What needs to be done: Repeat the whole listing exactly as written.

Exercise input:

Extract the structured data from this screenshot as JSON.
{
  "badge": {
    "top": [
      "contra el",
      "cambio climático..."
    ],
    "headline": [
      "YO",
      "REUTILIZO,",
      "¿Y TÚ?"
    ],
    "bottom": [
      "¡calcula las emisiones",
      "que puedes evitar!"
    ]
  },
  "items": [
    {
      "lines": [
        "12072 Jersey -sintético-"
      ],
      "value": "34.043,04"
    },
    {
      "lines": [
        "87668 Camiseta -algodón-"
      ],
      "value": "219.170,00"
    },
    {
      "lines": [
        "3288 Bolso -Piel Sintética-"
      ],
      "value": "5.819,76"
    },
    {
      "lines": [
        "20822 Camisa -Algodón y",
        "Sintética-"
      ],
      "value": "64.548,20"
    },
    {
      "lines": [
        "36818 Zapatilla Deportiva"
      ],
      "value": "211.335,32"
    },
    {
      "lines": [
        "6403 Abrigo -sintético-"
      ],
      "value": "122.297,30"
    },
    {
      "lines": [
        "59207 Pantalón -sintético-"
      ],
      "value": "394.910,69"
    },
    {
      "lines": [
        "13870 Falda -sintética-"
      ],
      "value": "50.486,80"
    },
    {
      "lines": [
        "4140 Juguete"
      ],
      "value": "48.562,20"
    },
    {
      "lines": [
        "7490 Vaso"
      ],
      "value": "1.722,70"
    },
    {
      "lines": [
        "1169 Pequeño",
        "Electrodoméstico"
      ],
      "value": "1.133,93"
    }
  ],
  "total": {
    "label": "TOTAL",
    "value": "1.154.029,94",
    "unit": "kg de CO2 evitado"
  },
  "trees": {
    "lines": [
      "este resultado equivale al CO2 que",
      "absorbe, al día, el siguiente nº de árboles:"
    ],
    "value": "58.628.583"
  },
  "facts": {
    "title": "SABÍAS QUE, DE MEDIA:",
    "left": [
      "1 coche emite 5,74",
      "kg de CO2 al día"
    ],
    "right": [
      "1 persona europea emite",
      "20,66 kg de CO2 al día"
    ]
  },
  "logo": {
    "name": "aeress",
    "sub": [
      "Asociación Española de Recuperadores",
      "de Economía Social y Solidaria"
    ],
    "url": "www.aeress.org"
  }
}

Answer to the problem:
Extract the structured data from this screenshot as JSON.
{
  "badge": {
    "top": [
      "contra el",
      "cambio climático..."
    ],
    "headline": [
      "YO",
      "REUTILIZO,",
      "¿Y TÚ?"
    ],
    "bottom": [
      "¡calcula las emisiones",
      "que puedes evitar!"
    ]
  },
  "items": [
    {
      "lines": [
        "12072 Jersey -sintético-"
      ],
      "value": "34.043,04"
    },
    {
      "lines": [
        "87668 Camiseta -algodón-"
      ],
      "value": "219.170,00"
    },
    {
      "lines": [
        "3288 Bolso -Piel Sintética-"
      ],
      "value": "5.819,76"
    },
    {
      "lines": [
        "20822 Camisa -Algodón y",
        "Sintética-"
      ],
      "value": "64.548,20"
    },
    {
      "lines": [
        "36818 Zapatilla Deportiva"
      ],
      "value": "211.335,32"
    },
    {
      "lines": [
        "6403 Abrigo -sintético-"
      ],
      "value": "122.297,30"
    },
    {
      "lines": [
        "59207 Pantalón -sintético-"
      ],
      "value": "394.910,69"
    },
    {
      "lines": [
        "13870 Falda -sintética-"
      ],
      "value": "50.486,80"
    },
    {
      "lines": [
        "4140 Juguete"
      ],
      "value": "48.562,20"
    },
    {
      "lines": [
        "7490 Vaso"
      ],
      "value": "1.722,70"
    },
    {
      "lines": [
        "1169 Pequeño",
        "Electrodoméstico"
      ],
      "value": "1.133,93"
    }
  ],
  "total": {
    "label": "TOTAL",
    "value": "1.154.029,94",
    "unit": "kg de CO2 evitado"
  },
  "trees": {
    "lines": [
      "este resultado equivale al CO2 que",
      "absorbe, al día, el siguiente nº de árboles:"
    ],
    "value": "58.628.583"
  },
  "facts": {
    "title": "SABÍAS QUE, DE MEDIA:",
    "left": [
      "1 coche emite 5,74",
      "kg de CO2 al día"
    ],
    "right": [
      "1 persona europea emite",
      "20,66 kg de CO2 al día"
    ]
  },
  "logo": {
    "name": "aeress",
    "sub": [
      "Asociación Española de Recuperadores",
      "de Economía Social y Solidaria"
    ],
    "url": "www.aeress.org"
  }
}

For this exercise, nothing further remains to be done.